EXERCISE BRIEF:
Copy every line of the entries below, character for character, but leave out the picture.

--- START OF DATASET ROWS ---

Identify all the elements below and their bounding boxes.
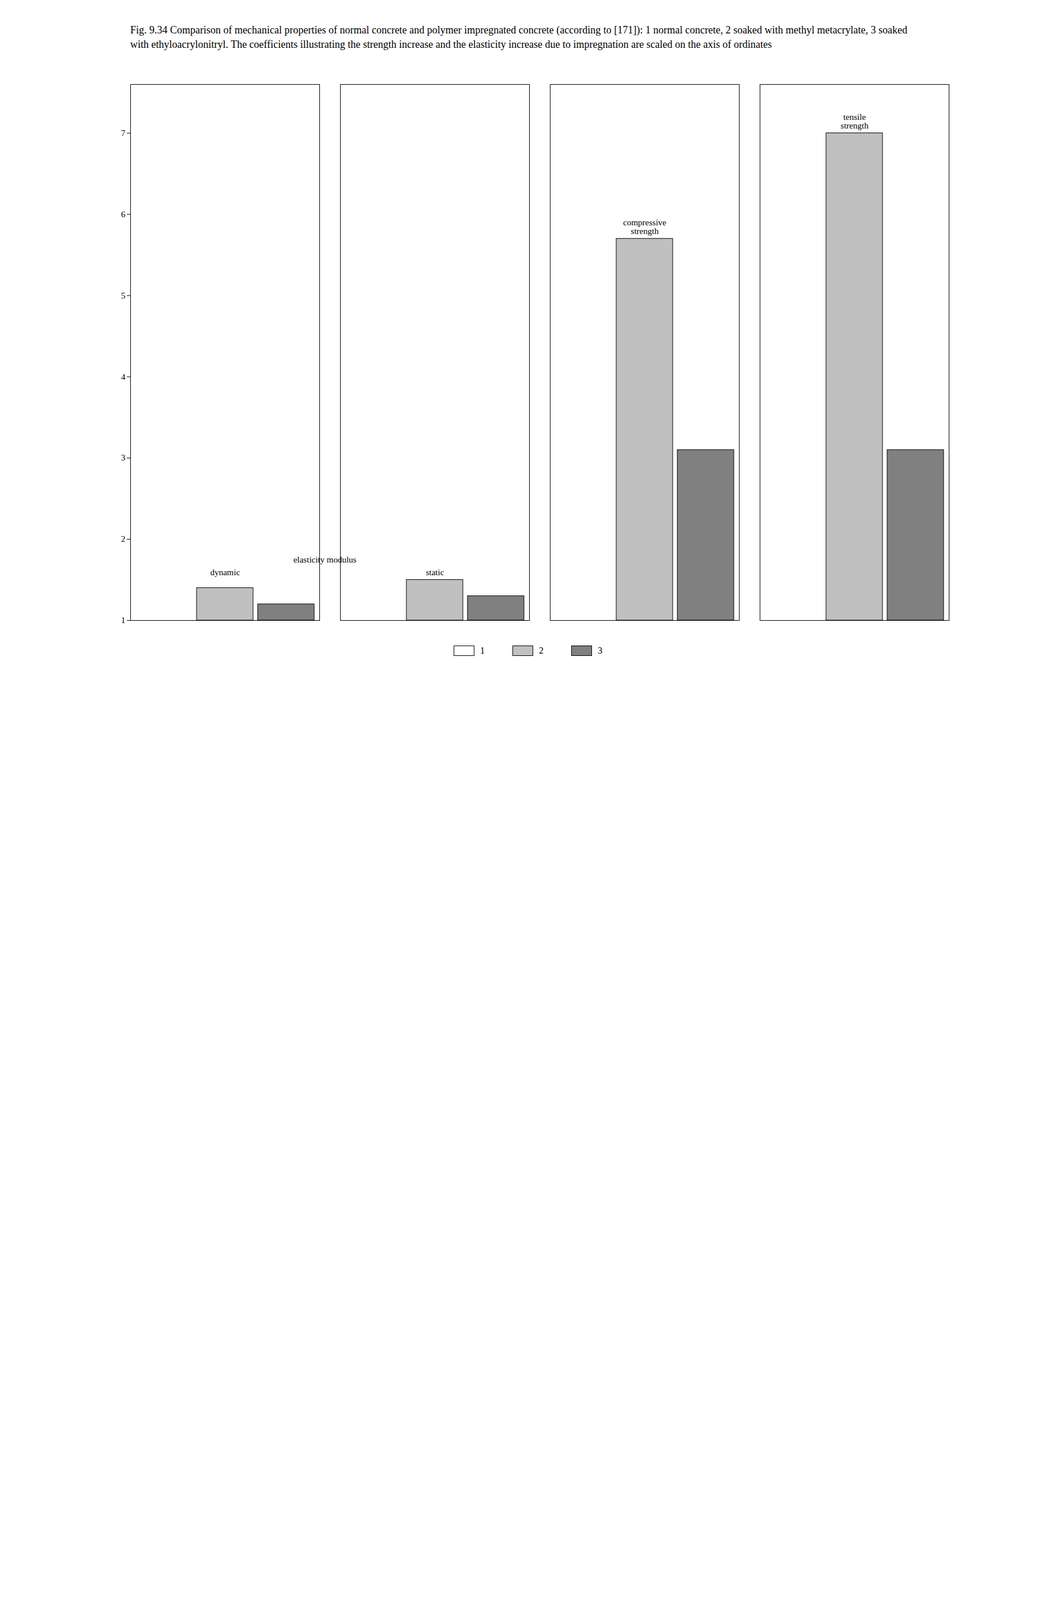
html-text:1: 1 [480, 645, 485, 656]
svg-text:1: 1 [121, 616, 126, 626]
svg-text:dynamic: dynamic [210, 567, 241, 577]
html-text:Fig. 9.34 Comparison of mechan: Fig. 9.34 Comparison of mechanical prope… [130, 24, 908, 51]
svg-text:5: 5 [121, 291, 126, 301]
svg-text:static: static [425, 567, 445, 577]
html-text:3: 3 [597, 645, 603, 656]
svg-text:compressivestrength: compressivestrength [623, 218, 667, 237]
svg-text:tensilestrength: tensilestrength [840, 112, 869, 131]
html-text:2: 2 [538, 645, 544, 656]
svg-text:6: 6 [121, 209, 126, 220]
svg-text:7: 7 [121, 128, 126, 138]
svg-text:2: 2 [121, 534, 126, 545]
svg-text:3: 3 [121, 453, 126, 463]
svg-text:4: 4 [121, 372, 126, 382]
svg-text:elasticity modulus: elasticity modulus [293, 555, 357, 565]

--- END OF DATASET ROWS ---

SOLUTION FOR THIS EXERCISE:
Identify all the elements below and their bounding boxes.
html-text:1: 1 [480, 645, 485, 656]
svg-text:1: 1 [121, 616, 126, 626]
svg-text:dynamic: dynamic [210, 567, 241, 577]
html-text:Fig. 9.34 Comparison of mechan: Fig. 9.34 Comparison of mechanical prope… [130, 24, 908, 51]
svg-text:5: 5 [121, 291, 126, 301]
svg-text:static: static [425, 567, 445, 577]
html-text:3: 3 [597, 645, 603, 656]
svg-text:compressivestrength: compressivestrength [623, 218, 667, 237]
svg-text:tensilestrength: tensilestrength [840, 112, 869, 131]
html-text:2: 2 [538, 645, 544, 656]
svg-text:6: 6 [121, 209, 126, 220]
svg-text:7: 7 [121, 128, 126, 138]
svg-text:2: 2 [121, 534, 126, 545]
svg-text:3: 3 [121, 453, 126, 463]
svg-text:4: 4 [121, 372, 126, 382]
svg-text:elasticity modulus: elasticity modulus [293, 555, 357, 565]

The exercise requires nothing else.